* _What is expected_:
Show every line where "Reactions" occurs.

--- start of Data in this exercise ---

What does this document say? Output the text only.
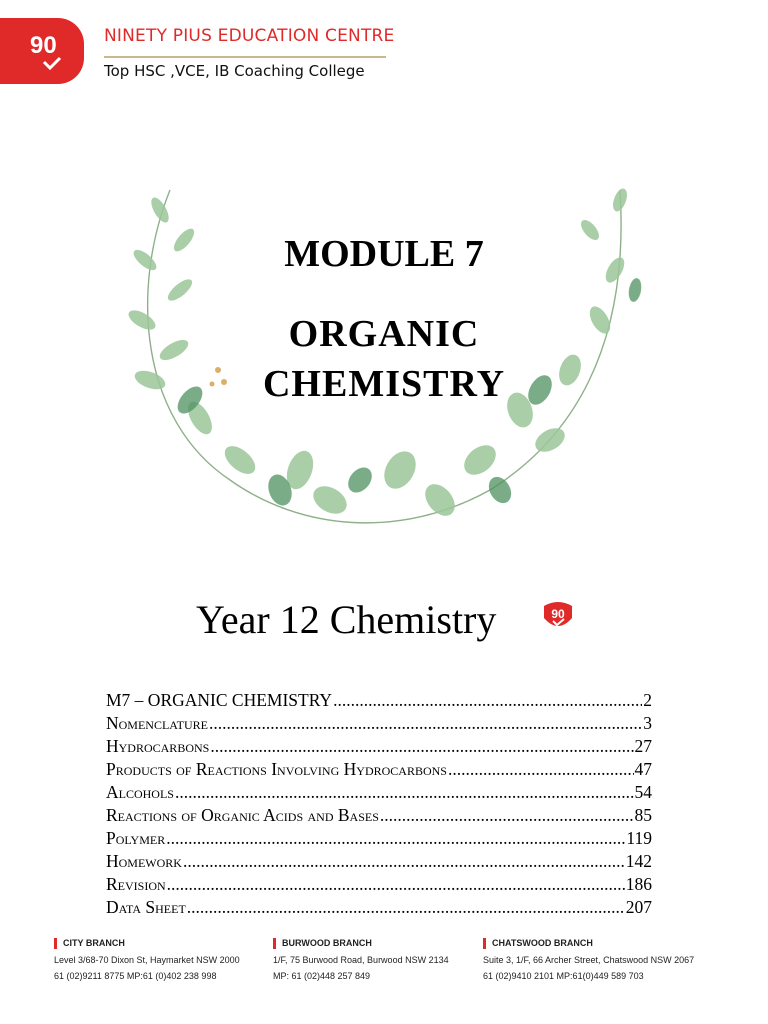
90	NINETY PIUS EDUCATION CENTRE
Top HSC ,VCE, IB Coaching College
MODULE 7
ORGANIC
CHEMISTRY
Year 12 Chemistry	90
M7 – ORGANIC CHEMISTRY .....	2
Nomenclature .....	3
Hydrocarbons .....	27
Products of Reactions Involving Hydrocarbons .....	47
Alcohols .....	54
Reactions of Organic Acids and Bases .....	85
Polymer .....	119
Homework .....	142
Revision .....	186
Data Sheet .....	207
CITY BRANCH
Level 3/68-70 Dixon St, Haymarket NSW 2000
61 (02)9211 8775 MP:61 (0)402 238 998
BURWOOD BRANCH
1/F, 75 Burwood Road, Burwood NSW 2134
MP: 61 (02)448 257 849
CHATSWOOD BRANCH
Suite 3, 1/F, 66 Archer Street, Chatswood NSW 2067
61 (02)9410 2101 MP:61(0)449 589 703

--- end of Data in this exercise ---

* _In response_:
Products of Reactions Involving Hydrocarbons .....	47
Reactions of Organic Acids and Bases .....	85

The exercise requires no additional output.